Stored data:
--- begin ---
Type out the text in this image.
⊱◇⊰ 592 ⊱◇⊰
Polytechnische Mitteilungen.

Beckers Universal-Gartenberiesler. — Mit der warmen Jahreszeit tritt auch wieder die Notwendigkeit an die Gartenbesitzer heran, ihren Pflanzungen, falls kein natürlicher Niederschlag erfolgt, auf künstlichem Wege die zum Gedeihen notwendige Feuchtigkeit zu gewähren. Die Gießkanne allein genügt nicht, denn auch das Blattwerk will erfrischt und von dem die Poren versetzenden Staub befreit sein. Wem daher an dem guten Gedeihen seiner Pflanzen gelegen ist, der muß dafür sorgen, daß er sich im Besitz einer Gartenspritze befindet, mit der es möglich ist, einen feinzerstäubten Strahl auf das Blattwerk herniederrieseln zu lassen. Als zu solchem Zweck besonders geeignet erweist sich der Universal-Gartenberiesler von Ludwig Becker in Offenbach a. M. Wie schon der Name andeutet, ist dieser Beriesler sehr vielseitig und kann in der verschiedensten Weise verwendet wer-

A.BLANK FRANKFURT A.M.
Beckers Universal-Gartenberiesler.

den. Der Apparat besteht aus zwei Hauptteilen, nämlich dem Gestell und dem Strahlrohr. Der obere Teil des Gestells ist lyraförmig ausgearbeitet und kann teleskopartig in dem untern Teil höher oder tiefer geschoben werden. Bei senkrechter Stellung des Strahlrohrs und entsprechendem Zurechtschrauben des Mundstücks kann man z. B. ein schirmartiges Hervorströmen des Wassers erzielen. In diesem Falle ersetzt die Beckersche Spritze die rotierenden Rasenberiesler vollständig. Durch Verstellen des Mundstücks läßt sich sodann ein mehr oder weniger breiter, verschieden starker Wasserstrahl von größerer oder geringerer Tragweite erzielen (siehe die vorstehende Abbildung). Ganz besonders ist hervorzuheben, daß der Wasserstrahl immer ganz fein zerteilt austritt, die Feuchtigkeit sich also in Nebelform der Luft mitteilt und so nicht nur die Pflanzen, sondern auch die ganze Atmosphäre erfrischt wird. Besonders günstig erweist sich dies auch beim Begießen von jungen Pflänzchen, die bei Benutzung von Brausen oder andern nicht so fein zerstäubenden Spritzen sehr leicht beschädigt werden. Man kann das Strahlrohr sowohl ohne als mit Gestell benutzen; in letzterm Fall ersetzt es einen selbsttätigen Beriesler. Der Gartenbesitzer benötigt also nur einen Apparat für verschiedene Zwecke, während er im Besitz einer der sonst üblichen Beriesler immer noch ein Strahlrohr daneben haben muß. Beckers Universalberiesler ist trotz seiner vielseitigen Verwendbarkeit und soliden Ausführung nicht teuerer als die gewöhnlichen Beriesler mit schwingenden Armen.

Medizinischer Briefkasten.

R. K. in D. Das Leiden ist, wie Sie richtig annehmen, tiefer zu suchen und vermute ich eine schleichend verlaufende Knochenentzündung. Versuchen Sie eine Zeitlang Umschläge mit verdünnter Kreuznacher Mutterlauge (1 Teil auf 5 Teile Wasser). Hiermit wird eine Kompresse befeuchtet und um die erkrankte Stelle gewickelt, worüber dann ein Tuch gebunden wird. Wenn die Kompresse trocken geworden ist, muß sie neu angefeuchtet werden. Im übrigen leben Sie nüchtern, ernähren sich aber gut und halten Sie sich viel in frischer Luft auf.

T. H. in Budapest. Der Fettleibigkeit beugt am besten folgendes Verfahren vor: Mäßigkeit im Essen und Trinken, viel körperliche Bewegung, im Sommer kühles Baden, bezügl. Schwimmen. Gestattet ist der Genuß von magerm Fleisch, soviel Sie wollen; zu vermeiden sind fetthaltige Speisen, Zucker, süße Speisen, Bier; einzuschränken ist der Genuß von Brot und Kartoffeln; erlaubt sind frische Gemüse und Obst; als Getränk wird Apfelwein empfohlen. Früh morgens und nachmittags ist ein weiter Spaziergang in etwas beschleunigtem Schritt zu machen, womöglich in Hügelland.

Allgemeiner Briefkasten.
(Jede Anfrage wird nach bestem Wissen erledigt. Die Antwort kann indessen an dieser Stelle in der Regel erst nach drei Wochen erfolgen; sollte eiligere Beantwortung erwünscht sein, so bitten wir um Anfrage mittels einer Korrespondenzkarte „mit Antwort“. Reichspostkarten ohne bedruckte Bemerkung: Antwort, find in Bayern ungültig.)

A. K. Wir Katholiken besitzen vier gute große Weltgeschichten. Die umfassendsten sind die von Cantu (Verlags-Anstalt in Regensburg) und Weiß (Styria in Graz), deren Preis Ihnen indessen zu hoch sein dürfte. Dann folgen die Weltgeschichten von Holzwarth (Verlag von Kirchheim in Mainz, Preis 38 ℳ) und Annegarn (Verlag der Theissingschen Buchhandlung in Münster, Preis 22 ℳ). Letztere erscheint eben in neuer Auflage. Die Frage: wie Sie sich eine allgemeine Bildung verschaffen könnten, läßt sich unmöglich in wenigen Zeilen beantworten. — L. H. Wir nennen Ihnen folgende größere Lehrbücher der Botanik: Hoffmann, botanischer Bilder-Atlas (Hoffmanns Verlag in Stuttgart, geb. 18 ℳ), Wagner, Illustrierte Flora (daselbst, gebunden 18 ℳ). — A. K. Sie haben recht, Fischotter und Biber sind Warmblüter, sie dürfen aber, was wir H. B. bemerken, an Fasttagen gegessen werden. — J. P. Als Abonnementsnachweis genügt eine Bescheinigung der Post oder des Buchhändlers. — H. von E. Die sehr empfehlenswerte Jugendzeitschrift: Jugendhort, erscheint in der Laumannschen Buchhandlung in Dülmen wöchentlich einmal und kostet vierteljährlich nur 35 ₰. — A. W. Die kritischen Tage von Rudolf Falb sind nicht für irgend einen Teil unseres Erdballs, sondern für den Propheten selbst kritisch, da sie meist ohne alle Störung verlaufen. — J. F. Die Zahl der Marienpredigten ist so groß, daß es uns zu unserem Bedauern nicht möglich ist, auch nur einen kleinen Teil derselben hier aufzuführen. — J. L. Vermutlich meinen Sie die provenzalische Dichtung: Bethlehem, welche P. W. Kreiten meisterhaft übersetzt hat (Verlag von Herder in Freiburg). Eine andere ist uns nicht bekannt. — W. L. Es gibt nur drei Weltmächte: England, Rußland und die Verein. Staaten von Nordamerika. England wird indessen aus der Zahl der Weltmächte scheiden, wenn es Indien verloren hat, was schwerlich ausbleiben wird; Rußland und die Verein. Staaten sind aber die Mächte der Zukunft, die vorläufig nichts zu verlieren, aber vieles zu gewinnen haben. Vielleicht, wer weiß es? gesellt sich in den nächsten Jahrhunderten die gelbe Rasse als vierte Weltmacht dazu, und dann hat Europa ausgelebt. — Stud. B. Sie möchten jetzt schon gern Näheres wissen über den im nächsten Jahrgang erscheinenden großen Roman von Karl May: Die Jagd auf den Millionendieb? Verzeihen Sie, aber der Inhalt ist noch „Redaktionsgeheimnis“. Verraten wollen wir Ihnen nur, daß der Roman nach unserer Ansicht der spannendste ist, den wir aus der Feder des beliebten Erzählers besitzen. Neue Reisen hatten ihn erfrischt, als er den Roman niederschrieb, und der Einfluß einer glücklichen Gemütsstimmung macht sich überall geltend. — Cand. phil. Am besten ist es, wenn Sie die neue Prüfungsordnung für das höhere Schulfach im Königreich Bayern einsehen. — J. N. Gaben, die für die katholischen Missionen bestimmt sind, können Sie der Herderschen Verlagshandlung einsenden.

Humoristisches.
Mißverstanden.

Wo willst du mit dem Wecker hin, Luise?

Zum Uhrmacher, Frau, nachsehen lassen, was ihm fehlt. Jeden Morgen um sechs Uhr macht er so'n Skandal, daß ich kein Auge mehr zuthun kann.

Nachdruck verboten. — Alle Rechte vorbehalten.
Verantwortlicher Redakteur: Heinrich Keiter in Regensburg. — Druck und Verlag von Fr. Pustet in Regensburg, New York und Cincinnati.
--- end ---
◆ Stated exercise ◆
Return the lines of the records that include the string "Briefkasten".

◆ Worked solution ◆
Medizinischer Briefkasten.
Allgemeiner Briefkasten.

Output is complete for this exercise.